+++ Supplied data

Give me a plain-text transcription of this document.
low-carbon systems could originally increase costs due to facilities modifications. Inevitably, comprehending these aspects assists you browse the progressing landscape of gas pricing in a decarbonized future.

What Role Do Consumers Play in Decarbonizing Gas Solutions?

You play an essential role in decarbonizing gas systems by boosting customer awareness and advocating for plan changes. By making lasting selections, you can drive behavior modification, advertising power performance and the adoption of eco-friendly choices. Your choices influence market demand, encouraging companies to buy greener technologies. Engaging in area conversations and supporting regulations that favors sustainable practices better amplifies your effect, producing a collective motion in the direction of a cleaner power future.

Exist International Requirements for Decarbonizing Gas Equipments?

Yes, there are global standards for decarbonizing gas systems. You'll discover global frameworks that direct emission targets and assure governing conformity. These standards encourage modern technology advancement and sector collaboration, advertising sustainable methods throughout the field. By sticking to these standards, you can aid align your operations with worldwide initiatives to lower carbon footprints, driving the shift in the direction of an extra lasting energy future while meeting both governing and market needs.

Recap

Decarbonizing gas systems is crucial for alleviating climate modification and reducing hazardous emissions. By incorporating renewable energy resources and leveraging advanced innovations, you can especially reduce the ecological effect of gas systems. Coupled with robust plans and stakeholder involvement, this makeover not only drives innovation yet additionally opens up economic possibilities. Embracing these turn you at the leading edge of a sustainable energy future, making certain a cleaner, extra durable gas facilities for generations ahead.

++++++

Task goal:
Reproduce the material above without altering a single character.

Final result:
Give me a plain-text transcription of this document.
low-carbon systems could originally increase costs due to facilities modifications. Inevitably, comprehending these aspects assists you browse the progressing landscape of gas pricing in a decarbonized future.

What Role Do Consumers Play in Decarbonizing Gas Solutions?

You play an essential role in decarbonizing gas systems by boosting customer awareness and advocating for plan changes. By making lasting selections, you can drive behavior modification, advertising power performance and the adoption of eco-friendly choices. Your choices influence market demand, encouraging companies to buy greener technologies. Engaging in area conversations and supporting regulations that favors sustainable practices better amplifies your effect, producing a collective motion in the direction of a cleaner power future.

Exist International Requirements for Decarbonizing Gas Equipments?

Yes, there are global standards for decarbonizing gas systems. You'll discover global frameworks that direct emission targets and assure governing conformity. These standards encourage modern technology advancement and sector collaboration, advertising sustainable methods throughout the field. By sticking to these standards, you can aid align your operations with worldwide initiatives to lower carbon footprints, driving the shift in the direction of an extra lasting energy future while meeting both governing and market needs.

Recap

Decarbonizing gas systems is crucial for alleviating climate modification and reducing hazardous emissions. By incorporating renewable energy resources and leveraging advanced innovations, you can especially reduce the ecological effect of gas systems. Coupled with robust plans and stakeholder involvement, this makeover not only drives innovation yet additionally opens up economic possibilities. Embracing these turn you at the leading edge of a sustainable energy future, making certain a cleaner, extra durable gas facilities for generations ahead.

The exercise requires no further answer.